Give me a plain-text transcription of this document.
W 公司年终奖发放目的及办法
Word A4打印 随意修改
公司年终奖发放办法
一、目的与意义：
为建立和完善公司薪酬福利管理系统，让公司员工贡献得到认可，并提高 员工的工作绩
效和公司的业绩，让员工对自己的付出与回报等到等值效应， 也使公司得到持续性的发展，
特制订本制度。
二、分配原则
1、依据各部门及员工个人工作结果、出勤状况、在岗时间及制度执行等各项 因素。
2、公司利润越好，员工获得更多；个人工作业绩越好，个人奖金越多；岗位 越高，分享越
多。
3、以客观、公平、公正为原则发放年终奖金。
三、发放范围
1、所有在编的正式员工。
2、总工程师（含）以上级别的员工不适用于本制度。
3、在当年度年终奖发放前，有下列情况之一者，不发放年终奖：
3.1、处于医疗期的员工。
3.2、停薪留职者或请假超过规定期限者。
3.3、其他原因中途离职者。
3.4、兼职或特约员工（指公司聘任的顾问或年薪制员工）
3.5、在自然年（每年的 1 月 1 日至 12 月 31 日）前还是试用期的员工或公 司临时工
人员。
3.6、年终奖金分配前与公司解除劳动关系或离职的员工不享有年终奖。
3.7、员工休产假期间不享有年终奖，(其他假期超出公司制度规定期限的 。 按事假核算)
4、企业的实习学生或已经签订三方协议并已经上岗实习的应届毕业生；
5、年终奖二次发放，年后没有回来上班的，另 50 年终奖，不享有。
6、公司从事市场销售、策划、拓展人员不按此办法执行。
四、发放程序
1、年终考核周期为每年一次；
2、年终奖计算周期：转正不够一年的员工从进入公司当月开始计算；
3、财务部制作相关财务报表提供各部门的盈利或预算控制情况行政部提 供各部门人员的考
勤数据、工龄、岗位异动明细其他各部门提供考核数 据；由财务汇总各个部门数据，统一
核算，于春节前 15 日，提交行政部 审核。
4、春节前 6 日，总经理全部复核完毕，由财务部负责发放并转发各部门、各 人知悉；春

### [TASK REQUIREMENTS]
Your task is to retype all the records above with nothing left out.

### [FINISHED EXERCISE]
Give me a plain-text transcription of this document.
W 公司年终奖发放目的及办法
Word A4打印 随意修改
公司年终奖发放办法
一、目的与意义：
为建立和完善公司薪酬福利管理系统，让公司员工贡献得到认可，并提高 员工的工作绩
效和公司的业绩，让员工对自己的付出与回报等到等值效应， 也使公司得到持续性的发展，
特制订本制度。
二、分配原则
1、依据各部门及员工个人工作结果、出勤状况、在岗时间及制度执行等各项 因素。
2、公司利润越好，员工获得更多；个人工作业绩越好，个人奖金越多；岗位 越高，分享越
多。
3、以客观、公平、公正为原则发放年终奖金。
三、发放范围
1、所有在编的正式员工。
2、总工程师（含）以上级别的员工不适用于本制度。
3、在当年度年终奖发放前，有下列情况之一者，不发放年终奖：
3.1、处于医疗期的员工。
3.2、停薪留职者或请假超过规定期限者。
3.3、其他原因中途离职者。
3.4、兼职或特约员工（指公司聘任的顾问或年薪制员工）
3.5、在自然年（每年的 1 月 1 日至 12 月 31 日）前还是试用期的员工或公 司临时工
人员。
3.6、年终奖金分配前与公司解除劳动关系或离职的员工不享有年终奖。
3.7、员工休产假期间不享有年终奖，(其他假期超出公司制度规定期限的 。 按事假核算)
4、企业的实习学生或已经签订三方协议并已经上岗实习的应届毕业生；
5、年终奖二次发放，年后没有回来上班的，另 50 年终奖，不享有。
6、公司从事市场销售、策划、拓展人员不按此办法执行。
四、发放程序
1、年终考核周期为每年一次；
2、年终奖计算周期：转正不够一年的员工从进入公司当月开始计算；
3、财务部制作相关财务报表提供各部门的盈利或预算控制情况行政部提 供各部门人员的考
勤数据、工龄、岗位异动明细其他各部门提供考核数 据；由财务汇总各个部门数据，统一
核算，于春节前 15 日，提交行政部 审核。
4、春节前 6 日，总经理全部复核完毕，由财务部负责发放并转发各部门、各 人知悉；春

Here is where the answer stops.